> **Supplied records**:
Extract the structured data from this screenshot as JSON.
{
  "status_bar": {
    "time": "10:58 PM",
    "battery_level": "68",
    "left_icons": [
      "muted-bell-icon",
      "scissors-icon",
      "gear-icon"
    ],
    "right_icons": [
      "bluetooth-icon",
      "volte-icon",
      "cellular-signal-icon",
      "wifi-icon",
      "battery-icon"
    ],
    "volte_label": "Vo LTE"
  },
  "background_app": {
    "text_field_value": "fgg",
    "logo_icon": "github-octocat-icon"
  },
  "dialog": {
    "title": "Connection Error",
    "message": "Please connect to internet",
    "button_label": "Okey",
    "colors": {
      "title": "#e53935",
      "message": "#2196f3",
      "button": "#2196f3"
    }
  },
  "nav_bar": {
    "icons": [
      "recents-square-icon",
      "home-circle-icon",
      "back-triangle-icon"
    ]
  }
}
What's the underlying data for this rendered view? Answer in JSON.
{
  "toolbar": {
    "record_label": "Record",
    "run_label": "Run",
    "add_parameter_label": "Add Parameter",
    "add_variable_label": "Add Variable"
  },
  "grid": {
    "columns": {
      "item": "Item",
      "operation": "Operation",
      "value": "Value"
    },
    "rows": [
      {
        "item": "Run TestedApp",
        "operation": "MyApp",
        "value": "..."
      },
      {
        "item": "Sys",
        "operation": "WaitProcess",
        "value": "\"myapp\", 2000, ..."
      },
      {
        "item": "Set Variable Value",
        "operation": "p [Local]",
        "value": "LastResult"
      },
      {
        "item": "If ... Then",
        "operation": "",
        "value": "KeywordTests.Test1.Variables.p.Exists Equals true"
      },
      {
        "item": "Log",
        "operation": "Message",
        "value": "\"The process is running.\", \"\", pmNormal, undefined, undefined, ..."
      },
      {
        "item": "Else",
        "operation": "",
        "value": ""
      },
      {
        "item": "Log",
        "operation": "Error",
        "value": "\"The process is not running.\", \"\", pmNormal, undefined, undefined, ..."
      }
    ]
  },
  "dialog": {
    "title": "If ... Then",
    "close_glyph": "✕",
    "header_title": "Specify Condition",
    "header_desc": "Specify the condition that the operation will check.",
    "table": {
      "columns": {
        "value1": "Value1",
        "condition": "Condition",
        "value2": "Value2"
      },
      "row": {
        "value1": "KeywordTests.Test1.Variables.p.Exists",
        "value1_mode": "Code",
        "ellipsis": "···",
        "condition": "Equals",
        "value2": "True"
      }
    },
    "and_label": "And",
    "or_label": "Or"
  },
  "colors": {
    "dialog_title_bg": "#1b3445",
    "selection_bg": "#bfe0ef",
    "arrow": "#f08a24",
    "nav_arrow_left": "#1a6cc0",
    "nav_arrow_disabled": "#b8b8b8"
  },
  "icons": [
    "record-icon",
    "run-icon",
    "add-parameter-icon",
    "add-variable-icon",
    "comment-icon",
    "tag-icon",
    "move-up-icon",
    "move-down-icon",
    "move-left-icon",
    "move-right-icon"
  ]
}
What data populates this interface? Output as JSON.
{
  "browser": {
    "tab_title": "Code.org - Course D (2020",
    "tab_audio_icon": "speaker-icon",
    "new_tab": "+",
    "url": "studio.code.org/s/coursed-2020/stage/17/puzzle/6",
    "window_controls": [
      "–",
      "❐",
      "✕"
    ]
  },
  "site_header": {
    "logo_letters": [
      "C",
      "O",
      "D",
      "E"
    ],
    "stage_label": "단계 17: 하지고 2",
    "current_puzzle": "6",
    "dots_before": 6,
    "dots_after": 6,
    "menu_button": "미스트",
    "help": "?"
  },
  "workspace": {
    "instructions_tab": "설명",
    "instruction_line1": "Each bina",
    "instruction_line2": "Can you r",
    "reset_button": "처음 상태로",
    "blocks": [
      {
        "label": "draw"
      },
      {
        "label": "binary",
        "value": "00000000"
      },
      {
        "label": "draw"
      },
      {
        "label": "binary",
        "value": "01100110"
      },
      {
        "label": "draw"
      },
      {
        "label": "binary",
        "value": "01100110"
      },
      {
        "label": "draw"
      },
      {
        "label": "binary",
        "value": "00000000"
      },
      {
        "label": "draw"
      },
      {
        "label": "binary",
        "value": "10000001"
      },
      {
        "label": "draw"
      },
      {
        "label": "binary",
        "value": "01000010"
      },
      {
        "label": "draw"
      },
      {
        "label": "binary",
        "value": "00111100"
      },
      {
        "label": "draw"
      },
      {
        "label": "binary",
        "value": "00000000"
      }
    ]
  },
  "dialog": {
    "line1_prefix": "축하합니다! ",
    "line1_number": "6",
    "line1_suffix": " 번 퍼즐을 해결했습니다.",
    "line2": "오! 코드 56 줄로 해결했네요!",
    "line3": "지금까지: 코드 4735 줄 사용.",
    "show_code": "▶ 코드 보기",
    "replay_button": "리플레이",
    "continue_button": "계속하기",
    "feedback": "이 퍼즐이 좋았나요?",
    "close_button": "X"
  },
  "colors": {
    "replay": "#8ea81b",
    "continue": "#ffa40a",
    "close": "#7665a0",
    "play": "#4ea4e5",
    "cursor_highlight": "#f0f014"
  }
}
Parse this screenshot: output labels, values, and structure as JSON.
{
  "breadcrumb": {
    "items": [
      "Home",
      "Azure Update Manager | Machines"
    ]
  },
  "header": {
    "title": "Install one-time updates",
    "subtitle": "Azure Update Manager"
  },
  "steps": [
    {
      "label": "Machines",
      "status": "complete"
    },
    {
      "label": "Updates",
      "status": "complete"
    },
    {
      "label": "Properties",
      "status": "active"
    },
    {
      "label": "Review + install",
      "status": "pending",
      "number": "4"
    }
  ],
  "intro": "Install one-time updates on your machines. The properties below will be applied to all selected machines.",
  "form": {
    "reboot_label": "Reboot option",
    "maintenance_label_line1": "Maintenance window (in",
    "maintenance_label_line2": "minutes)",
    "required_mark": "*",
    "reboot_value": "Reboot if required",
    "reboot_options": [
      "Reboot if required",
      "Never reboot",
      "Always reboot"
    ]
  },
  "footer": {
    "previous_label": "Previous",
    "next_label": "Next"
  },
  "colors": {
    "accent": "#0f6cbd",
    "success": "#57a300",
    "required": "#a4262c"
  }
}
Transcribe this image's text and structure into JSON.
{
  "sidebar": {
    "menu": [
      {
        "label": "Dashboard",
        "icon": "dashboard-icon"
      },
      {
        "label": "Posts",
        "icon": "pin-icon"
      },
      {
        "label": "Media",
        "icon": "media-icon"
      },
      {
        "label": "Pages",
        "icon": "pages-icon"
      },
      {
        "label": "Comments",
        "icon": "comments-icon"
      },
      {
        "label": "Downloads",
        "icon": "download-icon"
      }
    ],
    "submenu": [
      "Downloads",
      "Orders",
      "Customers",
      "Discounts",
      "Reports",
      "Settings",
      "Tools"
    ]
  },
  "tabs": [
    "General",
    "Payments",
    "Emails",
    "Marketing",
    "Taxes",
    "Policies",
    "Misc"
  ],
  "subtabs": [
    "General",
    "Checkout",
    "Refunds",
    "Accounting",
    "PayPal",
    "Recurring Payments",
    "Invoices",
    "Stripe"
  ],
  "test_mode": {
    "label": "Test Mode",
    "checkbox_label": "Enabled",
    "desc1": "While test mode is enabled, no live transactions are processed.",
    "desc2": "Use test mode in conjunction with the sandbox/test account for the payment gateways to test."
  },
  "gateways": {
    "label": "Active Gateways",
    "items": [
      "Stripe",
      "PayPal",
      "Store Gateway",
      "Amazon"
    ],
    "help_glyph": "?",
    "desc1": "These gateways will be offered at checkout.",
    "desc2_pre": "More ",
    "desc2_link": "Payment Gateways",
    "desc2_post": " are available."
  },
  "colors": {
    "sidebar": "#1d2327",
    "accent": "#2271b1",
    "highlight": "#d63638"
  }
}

> **Problem**: Return all the data exactly as given.

> **Result below**:
Extract the structured data from this screenshot as JSON.
{
  "status_bar": {
    "time": "10:58 PM",
    "battery_level": "68",
    "left_icons": [
      "muted-bell-icon",
      "scissors-icon",
      "gear-icon"
    ],
    "right_icons": [
      "bluetooth-icon",
      "volte-icon",
      "cellular-signal-icon",
      "wifi-icon",
      "battery-icon"
    ],
    "volte_label": "Vo LTE"
  },
  "background_app": {
    "text_field_value": "fgg",
    "logo_icon": "github-octocat-icon"
  },
  "dialog": {
    "title": "Connection Error",
    "message": "Please connect to internet",
    "button_label": "Okey",
    "colors": {
      "title": "#e53935",
      "message": "#2196f3",
      "button": "#2196f3"
    }
  },
  "nav_bar": {
    "icons": [
      "recents-square-icon",
      "home-circle-icon",
      "back-triangle-icon"
    ]
  }
}
What's the underlying data for this rendered view? Answer in JSON.
{
  "toolbar": {
    "record_label": "Record",
    "run_label": "Run",
    "add_parameter_label": "Add Parameter",
    "add_variable_label": "Add Variable"
  },
  "grid": {
    "columns": {
      "item": "Item",
      "operation": "Operation",
      "value": "Value"
    },
    "rows": [
      {
        "item": "Run TestedApp",
        "operation": "MyApp",
        "value": "..."
      },
      {
        "item": "Sys",
        "operation": "WaitProcess",
        "value": "\"myapp\", 2000, ..."
      },
      {
        "item": "Set Variable Value",
        "operation": "p [Local]",
        "value": "LastResult"
      },
      {
        "item": "If ... Then",
        "operation": "",
        "value": "KeywordTests.Test1.Variables.p.Exists Equals true"
      },
      {
        "item": "Log",
        "operation": "Message",
        "value": "\"The process is running.\", \"\", pmNormal, undefined, undefined, ..."
      },
      {
        "item": "Else",
        "operation": "",
        "value": ""
      },
      {
        "item": "Log",
        "operation": "Error",
        "value": "\"The process is not running.\", \"\", pmNormal, undefined, undefined, ..."
      }
    ]
  },
  "dialog": {
    "title": "If ... Then",
    "close_glyph": "✕",
    "header_title": "Specify Condition",
    "header_desc": "Specify the condition that the operation will check.",
    "table": {
      "columns": {
        "value1": "Value1",
        "condition": "Condition",
        "value2": "Value2"
      },
      "row": {
        "value1": "KeywordTests.Test1.Variables.p.Exists",
        "value1_mode": "Code",
        "ellipsis": "···",
        "condition": "Equals",
        "value2": "True"
      }
    },
    "and_label": "And",
    "or_label": "Or"
  },
  "colors": {
    "dialog_title_bg": "#1b3445",
    "selection_bg": "#bfe0ef",
    "arrow": "#f08a24",
    "nav_arrow_left": "#1a6cc0",
    "nav_arrow_disabled": "#b8b8b8"
  },
  "icons": [
    "record-icon",
    "run-icon",
    "add-parameter-icon",
    "add-variable-icon",
    "comment-icon",
    "tag-icon",
    "move-up-icon",
    "move-down-icon",
    "move-left-icon",
    "move-right-icon"
  ]
}
What data populates this interface? Output as JSON.
{
  "browser": {
    "tab_title": "Code.org - Course D (2020",
    "tab_audio_icon": "speaker-icon",
    "new_tab": "+",
    "url": "studio.code.org/s/coursed-2020/stage/17/puzzle/6",
    "window_controls": [
      "–",
      "❐",
      "✕"
    ]
  },
  "site_header": {
    "logo_letters": [
      "C",
      "O",
      "D",
      "E"
    ],
    "stage_label": "단계 17: 하지고 2",
    "current_puzzle": "6",
    "dots_before": 6,
    "dots_after": 6,
    "menu_button": "미스트",
    "help": "?"
  },
  "workspace": {
    "instructions_tab": "설명",
    "instruction_line1": "Each bina",
    "instruction_line2": "Can you r",
    "reset_button": "처음 상태로",
    "blocks": [
      {
        "label": "draw"
      },
      {
        "label": "binary",
        "value": "00000000"
      },
      {
        "label": "draw"
      },
      {
        "label": "binary",
        "value": "01100110"
      },
      {
        "label": "draw"
      },
      {
        "label": "binary",
        "value": "01100110"
      },
      {
        "label": "draw"
      },
      {
        "label": "binary",
        "value": "00000000"
      },
      {
        "label": "draw"
      },
      {
        "label": "binary",
        "value": "10000001"
      },
      {
        "label": "draw"
      },
      {
        "label": "binary",
        "value": "01000010"
      },
      {
        "label": "draw"
      },
      {
        "label": "binary",
        "value": "00111100"
      },
      {
        "label": "draw"
      },
      {
        "label": "binary",
        "value": "00000000"
      }
    ]
  },
  "dialog": {
    "line1_prefix": "축하합니다! ",
    "line1_number": "6",
    "line1_suffix": " 번 퍼즐을 해결했습니다.",
    "line2": "오! 코드 56 줄로 해결했네요!",
    "line3": "지금까지: 코드 4735 줄 사용.",
    "show_code": "▶ 코드 보기",
    "replay_button": "리플레이",
    "continue_button": "계속하기",
    "feedback": "이 퍼즐이 좋았나요?",
    "close_button": "X"
  },
  "colors": {
    "replay": "#8ea81b",
    "continue": "#ffa40a",
    "close": "#7665a0",
    "play": "#4ea4e5",
    "cursor_highlight": "#f0f014"
  }
}
Parse this screenshot: output labels, values, and structure as JSON.
{
  "breadcrumb": {
    "items": [
      "Home",
      "Azure Update Manager | Machines"
    ]
  },
  "header": {
    "title": "Install one-time updates",
    "subtitle": "Azure Update Manager"
  },
  "steps": [
    {
      "label": "Machines",
      "status": "complete"
    },
    {
      "label": "Updates",
      "status": "complete"
    },
    {
      "label": "Properties",
      "status": "active"
    },
    {
      "label": "Review + install",
      "status": "pending",
      "number": "4"
    }
  ],
  "intro": "Install one-time updates on your machines. The properties below will be applied to all selected machines.",
  "form": {
    "reboot_label": "Reboot option",
    "maintenance_label_line1": "Maintenance window (in",
    "maintenance_label_line2": "minutes)",
    "required_mark": "*",
    "reboot_value": "Reboot if required",
    "reboot_options": [
      "Reboot if required",
      "Never reboot",
      "Always reboot"
    ]
  },
  "footer": {
    "previous_label": "Previous",
    "next_label": "Next"
  },
  "colors": {
    "accent": "#0f6cbd",
    "success": "#57a300",
    "required": "#a4262c"
  }
}
Transcribe this image's text and structure into JSON.
{
  "sidebar": {
    "menu": [
      {
        "label": "Dashboard",
        "icon": "dashboard-icon"
      },
      {
        "label": "Posts",
        "icon": "pin-icon"
      },
      {
        "label": "Media",
        "icon": "media-icon"
      },
      {
        "label": "Pages",
        "icon": "pages-icon"
      },
      {
        "label": "Comments",
        "icon": "comments-icon"
      },
      {
        "label": "Downloads",
        "icon": "download-icon"
      }
    ],
    "submenu": [
      "Downloads",
      "Orders",
      "Customers",
      "Discounts",
      "Reports",
      "Settings",
      "Tools"
    ]
  },
  "tabs": [
    "General",
    "Payments",
    "Emails",
    "Marketing",
    "Taxes",
    "Policies",
    "Misc"
  ],
  "subtabs": [
    "General",
    "Checkout",
    "Refunds",
    "Accounting",
    "PayPal",
    "Recurring Payments",
    "Invoices",
    "Stripe"
  ],
  "test_mode": {
    "label": "Test Mode",
    "checkbox_label": "Enabled",
    "desc1": "While test mode is enabled, no live transactions are processed.",
    "desc2": "Use test mode in conjunction with the sandbox/test account for the payment gateways to test."
  },
  "gateways": {
    "label": "Active Gateways",
    "items": [
      "Stripe",
      "PayPal",
      "Store Gateway",
      "Amazon"
    ],
    "help_glyph": "?",
    "desc1": "These gateways will be offered at checkout.",
    "desc2_pre": "More ",
    "desc2_link": "Payment Gateways",
    "desc2_post": " are available."
  },
  "colors": {
    "sidebar": "#1d2327",
    "accent": "#2271b1",
    "highlight": "#d63638"
  }
}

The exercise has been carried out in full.